__Objective__
For the entries below, copy exactly the line that contains "Decode this image" through the line that contains "Output a JSON", both ends included, and exclude all pictures.

* Begin Provided material *

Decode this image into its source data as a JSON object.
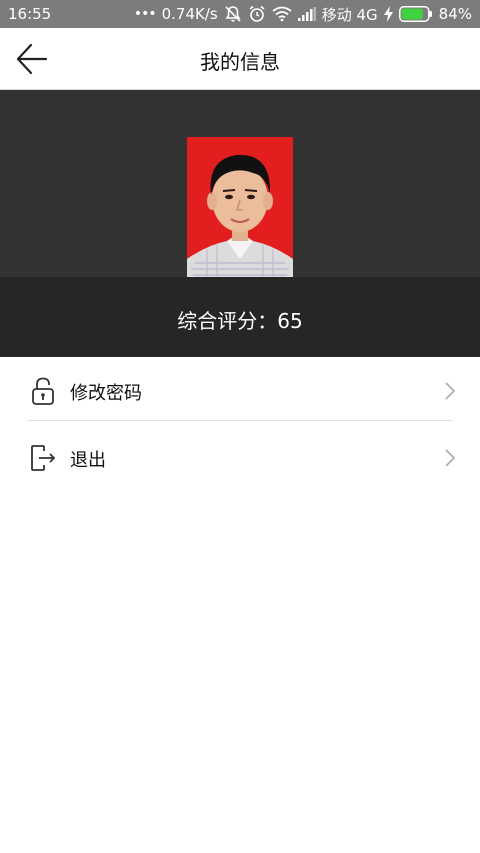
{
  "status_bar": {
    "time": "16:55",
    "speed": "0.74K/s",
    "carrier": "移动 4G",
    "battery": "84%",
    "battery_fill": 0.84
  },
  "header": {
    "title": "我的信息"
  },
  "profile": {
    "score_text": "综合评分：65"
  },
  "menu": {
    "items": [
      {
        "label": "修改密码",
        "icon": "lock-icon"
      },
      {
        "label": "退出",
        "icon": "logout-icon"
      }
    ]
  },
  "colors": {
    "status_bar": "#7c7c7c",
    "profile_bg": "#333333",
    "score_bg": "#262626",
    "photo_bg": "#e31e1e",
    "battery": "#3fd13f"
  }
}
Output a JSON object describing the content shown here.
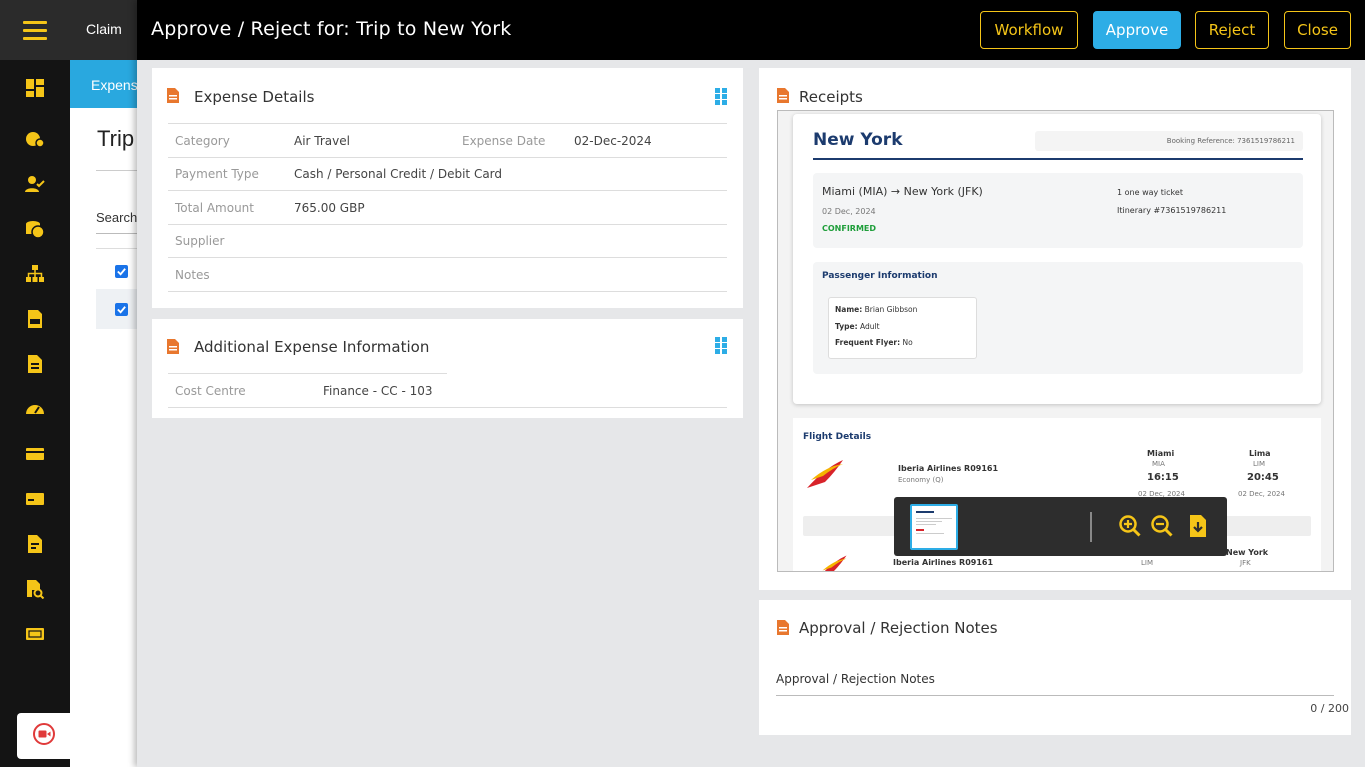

* End Provided material *
* Begin Provided material *

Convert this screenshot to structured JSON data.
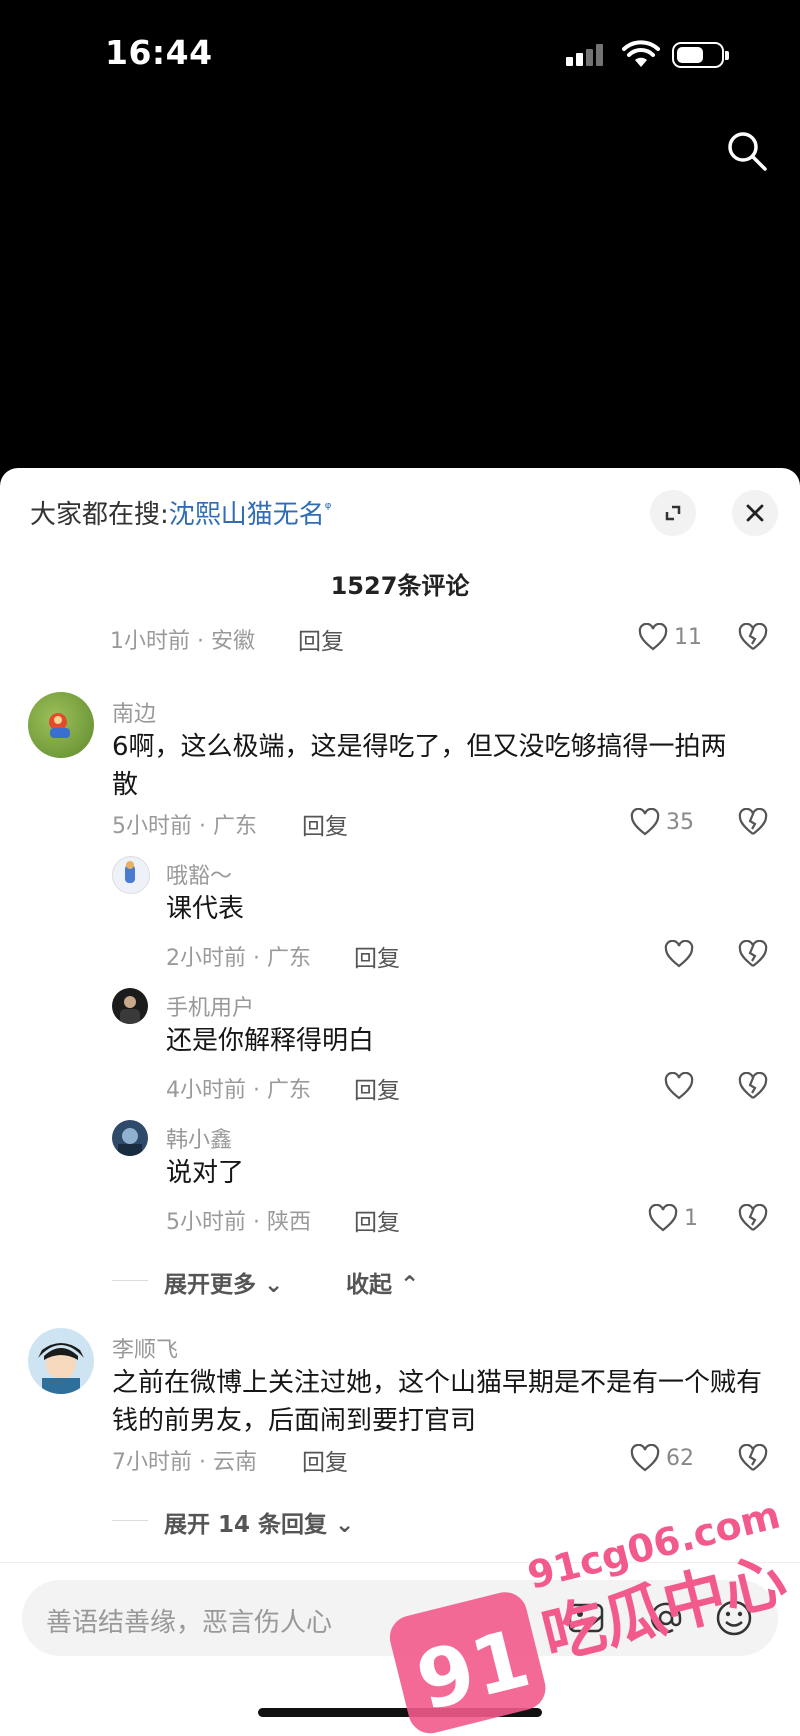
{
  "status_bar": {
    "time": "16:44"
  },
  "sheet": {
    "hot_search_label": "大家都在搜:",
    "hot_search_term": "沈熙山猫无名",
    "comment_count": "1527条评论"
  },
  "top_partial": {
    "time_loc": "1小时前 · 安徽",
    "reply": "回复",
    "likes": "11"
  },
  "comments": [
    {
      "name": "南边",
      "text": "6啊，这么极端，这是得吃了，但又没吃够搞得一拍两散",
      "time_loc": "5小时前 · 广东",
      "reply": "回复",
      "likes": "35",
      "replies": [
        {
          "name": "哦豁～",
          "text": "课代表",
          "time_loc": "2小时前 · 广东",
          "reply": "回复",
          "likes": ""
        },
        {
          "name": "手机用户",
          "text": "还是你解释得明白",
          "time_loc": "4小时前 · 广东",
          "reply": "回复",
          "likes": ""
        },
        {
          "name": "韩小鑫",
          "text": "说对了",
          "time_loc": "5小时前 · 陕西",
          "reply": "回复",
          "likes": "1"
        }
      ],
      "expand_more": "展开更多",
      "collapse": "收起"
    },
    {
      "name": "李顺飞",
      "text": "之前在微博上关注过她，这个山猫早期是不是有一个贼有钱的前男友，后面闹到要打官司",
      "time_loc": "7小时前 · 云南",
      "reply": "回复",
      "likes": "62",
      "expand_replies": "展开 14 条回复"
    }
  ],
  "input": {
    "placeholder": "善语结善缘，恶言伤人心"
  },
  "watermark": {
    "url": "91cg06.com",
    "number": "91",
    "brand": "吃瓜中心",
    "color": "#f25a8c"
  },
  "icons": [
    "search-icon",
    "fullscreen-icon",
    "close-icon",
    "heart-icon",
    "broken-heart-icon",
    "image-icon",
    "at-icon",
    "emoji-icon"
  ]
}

* End Provided material *

__Result of the task__
Decode this image into its source data as a JSON object.
{
  "status_bar": {
    "time": "16:55",
    "speed": "0.74K/s",
    "carrier": "移动 4G",
    "battery": "84%",
    "battery_fill": 0.84
  },
  "header": {
    "title": "我的信息"
  },
  "profile": {
    "score_text": "综合评分：65"
  },
  "menu": {
    "items": [
      {
        "label": "修改密码",
        "icon": "lock-icon"
      },
      {
        "label": "退出",
        "icon": "logout-icon"
      }
    ]
  },
  "colors": {
    "status_bar": "#7c7c7c",
    "profile_bg": "#333333",
    "score_bg": "#262626",
    "photo_bg": "#e31e1e",
    "battery": "#3fd13f"
  }
}
Output a JSON object describing the content shown here.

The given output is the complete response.